-------- Available data

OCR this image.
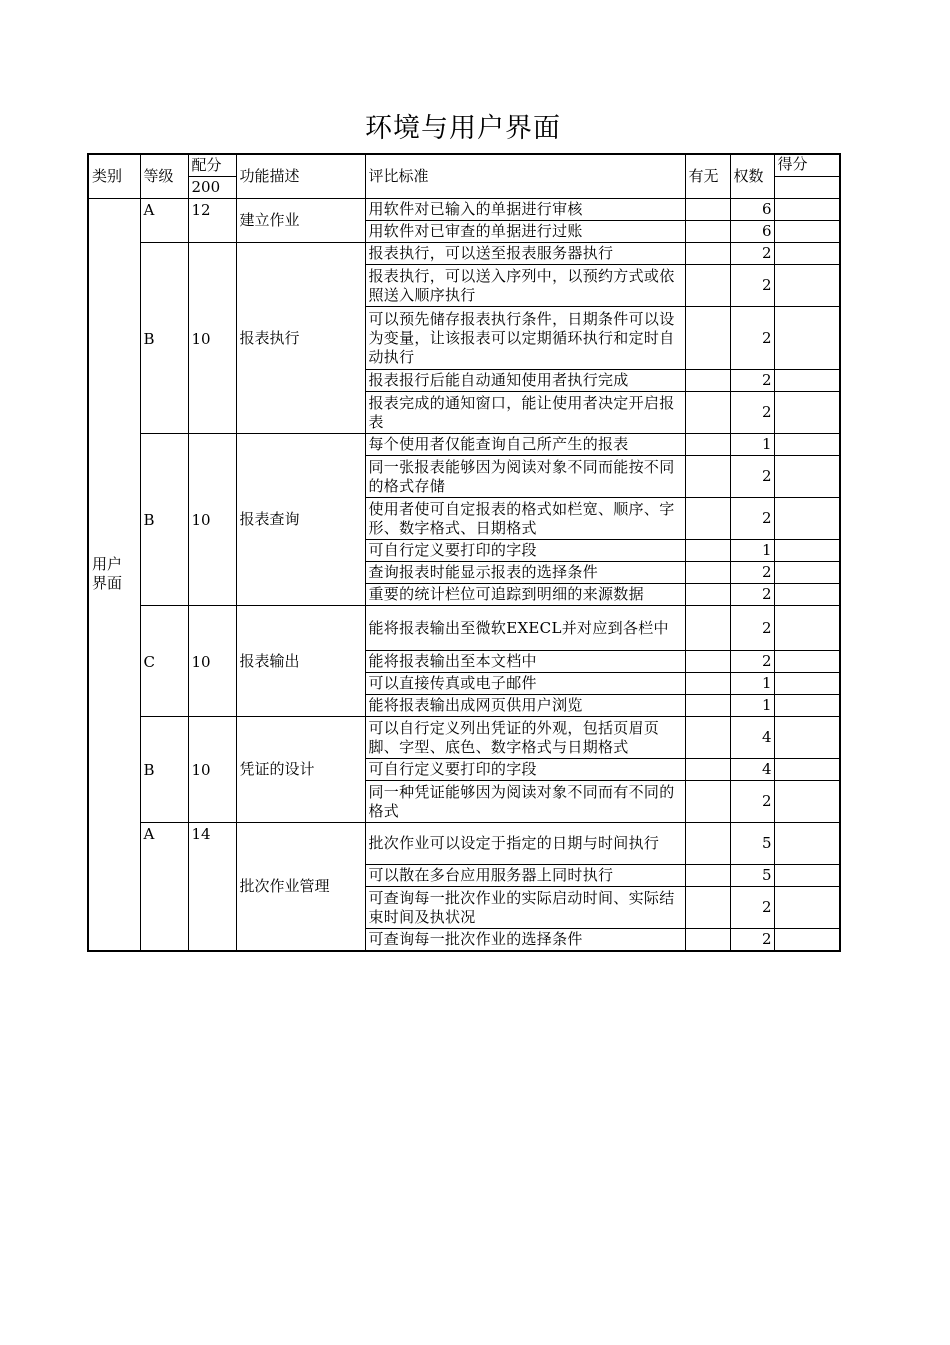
环境与用户界面
类别	等级	配分	功能描述	评比标准	有无	权数	得分
		200					
用户界面	A	12	建立作业	用软件对已输入的单据进行审核		6	
				用软件对已审查的单据进行过账		6	
	B	10	报表执行	报表执行，可以送至报表服务器执行		2	
				报表执行，可以送入序列中，以预约方式或依照送入顺序执行		2	
				可以预先储存报表执行条件，日期条件可以设为变量，让该报表可以定期循环执行和定时自动执行		2	
				报表报行后能自动通知使用者执行完成		2	
				报表完成的通知窗口，能让使用者决定开启报表		2	
	B	10	报表查询	每个使用者仅能查询自己所产生的报表		1	
				同一张报表能够因为阅读对象不同而能按不同的格式存储		2	
				使用者使可自定报表的格式如栏宽、顺序、字形、数字格式、日期格式		2	
				可自行定义要打印的字段		1	
				查询报表时能显示报表的选择条件		2	
				重要的统计栏位可追踪到明细的来源数据		2	
	C	10	报表输出	能将报表输出至微软EXECL并对应到各栏中		2	
				能将报表输出至本文档中		2	
				可以直接传真或电子邮件		1	
				能将报表输出成网页供用户浏览		1	
	B	10	凭证的设计	可以自行定义列出凭证的外观，包括页眉页脚、字型、底色、数字格式与日期格式		4	
				可自行定义要打印的字段		4	
				同一种凭证能够因为阅读对象不同而有不同的格式		2	
	A	14	批次作业管理	批次作业可以设定于指定的日期与时间执行		5	
				可以散在多台应用服务器上同时执行		5	
				可查询每一批次作业的实际启动时间、实际结束时间及执状况		2	
				可查询每一批次作业的选择条件		2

----------------

- _What you have to do_: Restate the records above in full, word for word. Keep pictures out.

- _Written response_:
OCR this image.
环境与用户界面
类别	等级	配分	功能描述	评比标准	有无	权数	得分
		200					
用户界面	A	12	建立作业	用软件对已输入的单据进行审核		6	
				用软件对已审查的单据进行过账		6	
	B	10	报表执行	报表执行，可以送至报表服务器执行		2	
				报表执行，可以送入序列中，以预约方式或依照送入顺序执行		2	
				可以预先储存报表执行条件，日期条件可以设为变量，让该报表可以定期循环执行和定时自动执行		2	
				报表报行后能自动通知使用者执行完成		2	
				报表完成的通知窗口，能让使用者决定开启报表		2	
	B	10	报表查询	每个使用者仅能查询自己所产生的报表		1	
				同一张报表能够因为阅读对象不同而能按不同的格式存储		2	
				使用者使可自定报表的格式如栏宽、顺序、字形、数字格式、日期格式		2	
				可自行定义要打印的字段		1	
				查询报表时能显示报表的选择条件		2	
				重要的统计栏位可追踪到明细的来源数据		2	
	C	10	报表输出	能将报表输出至微软EXECL并对应到各栏中		2	
				能将报表输出至本文档中		2	
				可以直接传真或电子邮件		1	
				能将报表输出成网页供用户浏览		1	
	B	10	凭证的设计	可以自行定义列出凭证的外观，包括页眉页脚、字型、底色、数字格式与日期格式		4	
				可自行定义要打印的字段		4	
				同一种凭证能够因为阅读对象不同而有不同的格式		2	
	A	14	批次作业管理	批次作业可以设定于指定的日期与时间执行		5	
				可以散在多台应用服务器上同时执行		5	
				可查询每一批次作业的实际启动时间、实际结束时间及执状况		2	
				可查询每一批次作业的选择条件		2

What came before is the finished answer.